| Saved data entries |
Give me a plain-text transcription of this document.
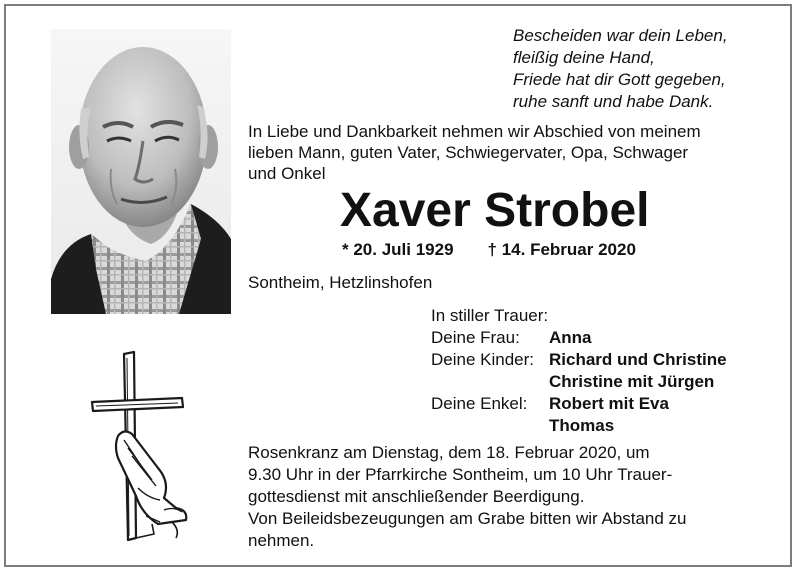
Bescheiden war dein Leben,
fleißig deine Hand,
Friede hat dir Gott gegeben,
ruhe sanft und habe Dank.
In Liebe und Dankbarkeit nehmen wir Abschied von meinem
lieben Mann, guten Vater, Schwiegervater, Opa, Schwager
und Onkel
Xaver Strobel
* 20. Juli 1929 † 14. Februar 2020
Sontheim, Hetzlinshofen
In stiller Trauer:
Deine Frau: Anna
Deine Kinder: Richard und Christine
Christine mit Jürgen
Deine Enkel: Robert mit Eva
Thomas
Rosenkranz am Dienstag, dem 18. Februar 2020, um
9.30 Uhr in der Pfarrkirche Sontheim, um 10 Uhr Trauer-
gottesdienst mit anschließender Beerdigung.
Von Beileidsbezeugungen am Grabe bitten wir Abstand zu
nehmen.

| Exercise directions |
The records above should be reproduced exactly, with no pictures included.

| Written solution |
Give me a plain-text transcription of this document.
Bescheiden war dein Leben,
fleißig deine Hand,
Friede hat dir Gott gegeben,
ruhe sanft und habe Dank.
In Liebe und Dankbarkeit nehmen wir Abschied von meinem
lieben Mann, guten Vater, Schwiegervater, Opa, Schwager
und Onkel
Xaver Strobel
* 20. Juli 1929 † 14. Februar 2020
Sontheim, Hetzlinshofen
In stiller Trauer:
Deine Frau: Anna
Deine Kinder: Richard und Christine
Christine mit Jürgen
Deine Enkel: Robert mit Eva
Thomas
Rosenkranz am Dienstag, dem 18. Februar 2020, um
9.30 Uhr in der Pfarrkirche Sontheim, um 10 Uhr Trauer-
gottesdienst mit anschließender Beerdigung.
Von Beileidsbezeugungen am Grabe bitten wir Abstand zu
nehmen.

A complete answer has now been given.